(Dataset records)
* begin *

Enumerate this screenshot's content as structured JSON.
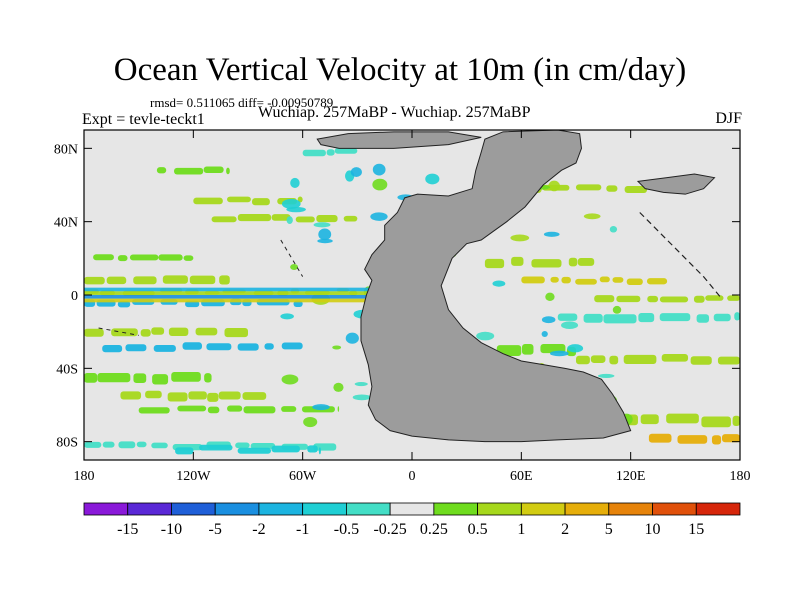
{
  "title": "Ocean Vertical Velocity at 10m (in cm/day)",
  "rmsd_text": "rmsd= 0.511065 diff= -0.00950789",
  "expt_text": "Expt = tevle-teckt1",
  "subtitle": "Wuchiap. 257MaBP - Wuchiap. 257MaBP",
  "season": "DJF",
  "chart_data": {
    "type": "heatmap",
    "projection": "cylindrical equidistant",
    "lon_range": [
      -180,
      180
    ],
    "lat_range": [
      -90,
      90
    ],
    "x_ticks": [
      {
        "value": -180,
        "label": "180"
      },
      {
        "value": -120,
        "label": "120W"
      },
      {
        "value": -60,
        "label": "60W"
      },
      {
        "value": 0,
        "label": "0"
      },
      {
        "value": 60,
        "label": "60E"
      },
      {
        "value": 120,
        "label": "120E"
      },
      {
        "value": 180,
        "label": "180"
      }
    ],
    "y_ticks": [
      {
        "value": 80,
        "label": "80N"
      },
      {
        "value": 40,
        "label": "40N"
      },
      {
        "value": 0,
        "label": "0"
      },
      {
        "value": -40,
        "label": "40S"
      },
      {
        "value": -80,
        "label": "80S"
      }
    ],
    "colorbar": {
      "labels": [
        "-15",
        "-10",
        "-5",
        "-2",
        "-1",
        "-0.5",
        "-0.25",
        "0.25",
        "0.5",
        "1",
        "2",
        "5",
        "10",
        "15"
      ],
      "colors": [
        "#8a19d9",
        "#5a28d6",
        "#1f5fd8",
        "#1a8fe0",
        "#1cb4e0",
        "#1fcfd4",
        "#43dec6",
        "#e6e6e6",
        "#6fdc1e",
        "#a6d81c",
        "#d2cc12",
        "#e6ae0a",
        "#e6830a",
        "#e0500a",
        "#d6260a"
      ]
    },
    "land_color": "#9c9c9c",
    "background_color": "#e6e6e6",
    "pattern": "zonal bands of positive/negative vertical velocity; strong alternation along the equator"
  }
}
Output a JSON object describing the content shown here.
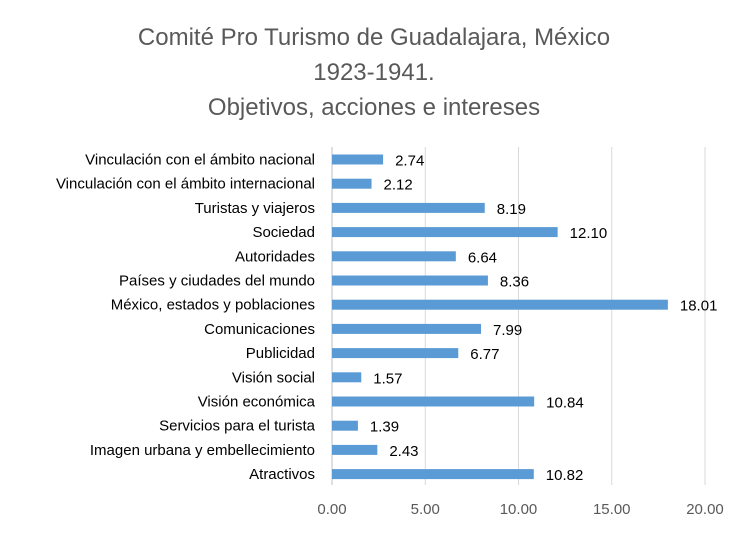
{
  "chart_data": {
    "type": "bar",
    "orientation": "horizontal",
    "title_lines": [
      "Comité Pro Turismo de Guadalajara, México",
      "1923-1941.",
      "Objetivos, acciones e intereses"
    ],
    "categories": [
      "Vinculación con el ámbito nacional",
      "Vinculación con el ámbito internacional",
      "Turistas y viajeros",
      "Sociedad",
      "Autoridades",
      "Países y ciudades del mundo",
      "México, estados y poblaciones",
      "Comunicaciones",
      "Publicidad",
      "Visión social",
      "Visión económica",
      "Servicios para el turista",
      "Imagen urbana y embellecimiento",
      "Atractivos"
    ],
    "values": [
      2.74,
      2.12,
      8.19,
      12.1,
      6.64,
      8.36,
      18.01,
      7.99,
      6.77,
      1.57,
      10.84,
      1.39,
      2.43,
      10.82
    ],
    "value_labels": [
      "2.74",
      "2.12",
      "8.19",
      "12.10",
      "6.64",
      "8.36",
      "18.01",
      "7.99",
      "6.77",
      "1.57",
      "10.84",
      "1.39",
      "2.43",
      "10.82"
    ],
    "xlim": [
      0,
      20
    ],
    "x_ticks": [
      0,
      5,
      10,
      15,
      20
    ],
    "x_tick_labels": [
      "0.00",
      "5.00",
      "10.00",
      "15.00",
      "20.00"
    ],
    "bar_color": "#5b9bd5",
    "grid": true,
    "legend": "none"
  }
}
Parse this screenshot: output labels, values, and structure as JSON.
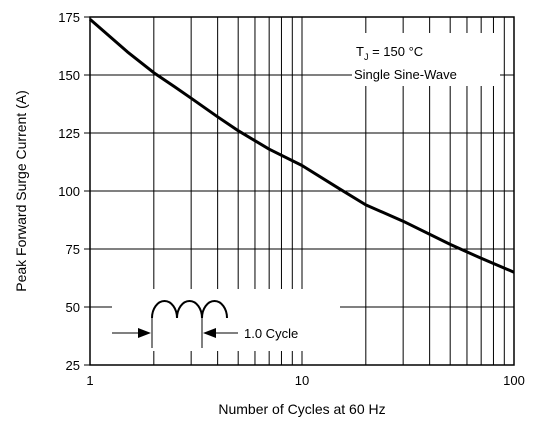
{
  "chart_data": {
    "type": "line",
    "title": "",
    "xlabel": "Number of Cycles at 60 Hz",
    "ylabel": "Peak Forward Surge Current (A)",
    "x_scale": "log",
    "xlim": [
      1,
      100
    ],
    "ylim": [
      25,
      175
    ],
    "grid": true,
    "x_ticks": [
      {
        "value": 1,
        "label": "1"
      },
      {
        "value": 10,
        "label": "10"
      },
      {
        "value": 100,
        "label": "100"
      }
    ],
    "y_ticks": [
      {
        "value": 25,
        "label": "25"
      },
      {
        "value": 50,
        "label": "50"
      },
      {
        "value": 75,
        "label": "75"
      },
      {
        "value": 100,
        "label": "100"
      },
      {
        "value": 125,
        "label": "125"
      },
      {
        "value": 150,
        "label": "150"
      },
      {
        "value": 175,
        "label": "175"
      }
    ],
    "series": [
      {
        "x": [
          1,
          1.5,
          2,
          2.5,
          3,
          4,
          5,
          7,
          10,
          15,
          20,
          30,
          50,
          70,
          100
        ],
        "y": [
          174,
          160,
          151,
          145,
          140,
          132,
          126,
          118,
          111,
          101,
          94,
          87,
          77,
          71,
          65
        ]
      }
    ],
    "annotations": {
      "condition_tj_main": "T",
      "condition_tj_sub": "J",
      "condition_tj_rest": " = 150 °C",
      "condition_wave": "Single Sine-Wave",
      "cycle_label": "1.0 Cycle"
    }
  },
  "colors": {
    "line": "#000000",
    "grid": "#000000",
    "background": "#ffffff"
  }
}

* end *

EXERCISE DIRECTIONS:
Ignore the images and quote every line of the listing exactly.

FULL SOLUTION:
Enumerate this screenshot's content as structured JSON.
{
  "title": "Ocean Vertical Velocity at 10m (in cm/day)",
  "rmsd_text": "rmsd= 0.511065 diff= -0.00950789",
  "expt_text": "Expt = tevle-teckt1",
  "subtitle": "Wuchiap. 257MaBP - Wuchiap. 257MaBP",
  "season": "DJF",
  "chart_data": {
    "type": "heatmap",
    "projection": "cylindrical equidistant",
    "lon_range": [
      -180,
      180
    ],
    "lat_range": [
      -90,
      90
    ],
    "x_ticks": [
      {
        "value": -180,
        "label": "180"
      },
      {
        "value": -120,
        "label": "120W"
      },
      {
        "value": -60,
        "label": "60W"
      },
      {
        "value": 0,
        "label": "0"
      },
      {
        "value": 60,
        "label": "60E"
      },
      {
        "value": 120,
        "label": "120E"
      },
      {
        "value": 180,
        "label": "180"
      }
    ],
    "y_ticks": [
      {
        "value": 80,
        "label": "80N"
      },
      {
        "value": 40,
        "label": "40N"
      },
      {
        "value": 0,
        "label": "0"
      },
      {
        "value": -40,
        "label": "40S"
      },
      {
        "value": -80,
        "label": "80S"
      }
    ],
    "colorbar": {
      "labels": [
        "-15",
        "-10",
        "-5",
        "-2",
        "-1",
        "-0.5",
        "-0.25",
        "0.25",
        "0.5",
        "1",
        "2",
        "5",
        "10",
        "15"
      ],
      "colors": [
        "#8a19d9",
        "#5a28d6",
        "#1f5fd8",
        "#1a8fe0",
        "#1cb4e0",
        "#1fcfd4",
        "#43dec6",
        "#e6e6e6",
        "#6fdc1e",
        "#a6d81c",
        "#d2cc12",
        "#e6ae0a",
        "#e6830a",
        "#e0500a",
        "#d6260a"
      ]
    },
    "land_color": "#9c9c9c",
    "background_color": "#e6e6e6",
    "pattern": "zonal bands of positive/negative vertical velocity; strong alternation along the equator"
  }
}
Output a JSON object describing the content shown here.
{
  "chart_data": {
    "type": "bar",
    "orientation": "horizontal",
    "title_lines": [
      "Comité Pro Turismo de Guadalajara, México",
      "1923-1941.",
      "Objetivos, acciones e intereses"
    ],
    "categories": [
      "Vinculación con el ámbito nacional",
      "Vinculación con el ámbito internacional",
      "Turistas y viajeros",
      "Sociedad",
      "Autoridades",
      "Países y ciudades del mundo",
      "México, estados y poblaciones",
      "Comunicaciones",
      "Publicidad",
      "Visión social",
      "Visión económica",
      "Servicios para el turista",
      "Imagen urbana y embellecimiento",
      "Atractivos"
    ],
    "values": [
      2.74,
      2.12,
      8.19,
      12.1,
      6.64,
      8.36,
      18.01,
      7.99,
      6.77,
      1.57,
      10.84,
      1.39,
      2.43,
      10.82
    ],
    "value_labels": [
      "2.74",
      "2.12",
      "8.19",
      "12.10",
      "6.64",
      "8.36",
      "18.01",
      "7.99",
      "6.77",
      "1.57",
      "10.84",
      "1.39",
      "2.43",
      "10.82"
    ],
    "xlim": [
      0,
      20
    ],
    "x_ticks": [
      0,
      5,
      10,
      15,
      20
    ],
    "x_tick_labels": [
      "0.00",
      "5.00",
      "10.00",
      "15.00",
      "20.00"
    ],
    "bar_color": "#5b9bd5",
    "grid": true,
    "legend": "none"
  }
}
Parse this screenshot: output labels, values, and structure as JSON.
{
  "chart_data": {
    "type": "line",
    "title": "",
    "xlabel": "Number of Cycles at 60 Hz",
    "ylabel": "Peak Forward Surge Current (A)",
    "x_scale": "log",
    "xlim": [
      1,
      100
    ],
    "ylim": [
      25,
      175
    ],
    "grid": true,
    "x_ticks": [
      {
        "value": 1,
        "label": "1"
      },
      {
        "value": 10,
        "label": "10"
      },
      {
        "value": 100,
        "label": "100"
      }
    ],
    "y_ticks": [
      {
        "value": 25,
        "label": "25"
      },
      {
        "value": 50,
        "label": "50"
      },
      {
        "value": 75,
        "label": "75"
      },
      {
        "value": 100,
        "label": "100"
      },
      {
        "value": 125,
        "label": "125"
      },
      {
        "value": 150,
        "label": "150"
      },
      {
        "value": 175,
        "label": "175"
      }
    ],
    "series": [
      {
        "x": [
          1,
          1.5,
          2,
          2.5,
          3,
          4,
          5,
          7,
          10,
          15,
          20,
          30,
          50,
          70,
          100
        ],
        "y": [
          174,
          160,
          151,
          145,
          140,
          132,
          126,
          118,
          111,
          101,
          94,
          87,
          77,
          71,
          65
        ]
      }
    ],
    "annotations": {
      "condition_tj_main": "T",
      "condition_tj_sub": "J",
      "condition_tj_rest": " = 150 °C",
      "condition_wave": "Single Sine-Wave",
      "cycle_label": "1.0 Cycle"
    }
  },
  "colors": {
    "line": "#000000",
    "grid": "#000000",
    "background": "#ffffff"
  }
}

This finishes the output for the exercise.